_DIRECTION_
Show all lines from the data that include the word "door".

_Source data_

--------------------

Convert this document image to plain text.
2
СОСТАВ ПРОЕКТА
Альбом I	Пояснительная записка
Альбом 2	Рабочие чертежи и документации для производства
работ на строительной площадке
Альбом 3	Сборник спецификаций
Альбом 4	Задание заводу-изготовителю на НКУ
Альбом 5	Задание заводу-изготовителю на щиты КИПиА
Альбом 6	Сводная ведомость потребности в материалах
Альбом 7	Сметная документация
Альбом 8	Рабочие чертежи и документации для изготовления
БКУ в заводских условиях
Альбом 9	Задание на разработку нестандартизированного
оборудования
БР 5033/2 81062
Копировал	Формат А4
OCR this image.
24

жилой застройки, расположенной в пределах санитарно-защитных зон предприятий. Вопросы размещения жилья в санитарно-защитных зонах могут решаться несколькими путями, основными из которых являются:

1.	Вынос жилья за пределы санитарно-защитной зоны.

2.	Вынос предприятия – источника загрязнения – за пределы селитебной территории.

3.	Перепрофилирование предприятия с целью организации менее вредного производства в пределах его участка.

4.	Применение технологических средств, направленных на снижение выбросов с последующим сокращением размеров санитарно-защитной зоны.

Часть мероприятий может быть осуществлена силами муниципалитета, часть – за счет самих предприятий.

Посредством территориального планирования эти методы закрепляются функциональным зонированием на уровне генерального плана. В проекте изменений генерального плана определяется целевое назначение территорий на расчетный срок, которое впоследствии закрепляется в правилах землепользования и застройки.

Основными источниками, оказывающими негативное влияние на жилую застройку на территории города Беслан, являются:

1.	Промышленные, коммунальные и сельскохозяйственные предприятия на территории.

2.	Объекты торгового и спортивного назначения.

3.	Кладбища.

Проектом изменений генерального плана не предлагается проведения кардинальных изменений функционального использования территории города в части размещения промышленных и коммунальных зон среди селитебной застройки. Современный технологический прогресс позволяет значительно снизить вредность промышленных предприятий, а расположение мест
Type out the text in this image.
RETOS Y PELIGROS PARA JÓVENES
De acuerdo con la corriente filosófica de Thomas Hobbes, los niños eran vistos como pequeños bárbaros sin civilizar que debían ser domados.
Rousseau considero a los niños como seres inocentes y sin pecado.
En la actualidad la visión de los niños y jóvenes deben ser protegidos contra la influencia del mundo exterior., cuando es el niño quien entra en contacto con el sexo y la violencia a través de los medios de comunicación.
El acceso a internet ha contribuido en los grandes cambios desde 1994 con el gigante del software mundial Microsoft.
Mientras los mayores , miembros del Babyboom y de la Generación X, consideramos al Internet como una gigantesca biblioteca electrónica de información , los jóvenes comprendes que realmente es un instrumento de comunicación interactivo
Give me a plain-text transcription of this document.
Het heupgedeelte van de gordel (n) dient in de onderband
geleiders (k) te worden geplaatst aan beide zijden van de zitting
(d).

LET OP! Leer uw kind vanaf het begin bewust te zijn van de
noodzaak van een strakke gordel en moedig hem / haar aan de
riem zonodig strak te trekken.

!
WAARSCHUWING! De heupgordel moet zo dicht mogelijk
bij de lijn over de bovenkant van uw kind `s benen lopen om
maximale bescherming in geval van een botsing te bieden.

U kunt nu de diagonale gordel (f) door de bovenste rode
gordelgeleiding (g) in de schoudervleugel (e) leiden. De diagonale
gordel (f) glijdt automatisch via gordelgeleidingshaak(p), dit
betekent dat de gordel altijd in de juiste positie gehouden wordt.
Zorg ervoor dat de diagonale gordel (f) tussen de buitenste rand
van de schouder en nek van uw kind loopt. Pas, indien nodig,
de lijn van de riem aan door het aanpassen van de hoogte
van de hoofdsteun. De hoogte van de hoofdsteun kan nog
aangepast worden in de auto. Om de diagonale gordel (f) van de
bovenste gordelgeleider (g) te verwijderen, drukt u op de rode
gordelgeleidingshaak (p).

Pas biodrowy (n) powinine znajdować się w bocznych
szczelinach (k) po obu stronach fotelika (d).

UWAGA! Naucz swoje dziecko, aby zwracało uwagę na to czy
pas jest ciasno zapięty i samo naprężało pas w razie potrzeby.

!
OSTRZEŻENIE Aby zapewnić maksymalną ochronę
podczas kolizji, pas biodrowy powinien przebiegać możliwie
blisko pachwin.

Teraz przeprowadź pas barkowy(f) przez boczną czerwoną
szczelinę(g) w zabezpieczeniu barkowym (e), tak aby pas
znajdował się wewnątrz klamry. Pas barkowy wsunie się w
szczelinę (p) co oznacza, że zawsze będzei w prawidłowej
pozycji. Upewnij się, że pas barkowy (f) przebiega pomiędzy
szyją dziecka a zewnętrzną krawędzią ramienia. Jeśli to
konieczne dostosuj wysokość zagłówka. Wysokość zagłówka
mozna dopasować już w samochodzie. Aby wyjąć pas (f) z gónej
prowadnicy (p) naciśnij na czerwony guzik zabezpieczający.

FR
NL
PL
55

--------------------

_SOLUTION FOR THIS EXERCISE_
U kunt nu de diagonale gordel (f) door de bovenste rode
de lijn van de riem aan door het aanpassen van de hoogte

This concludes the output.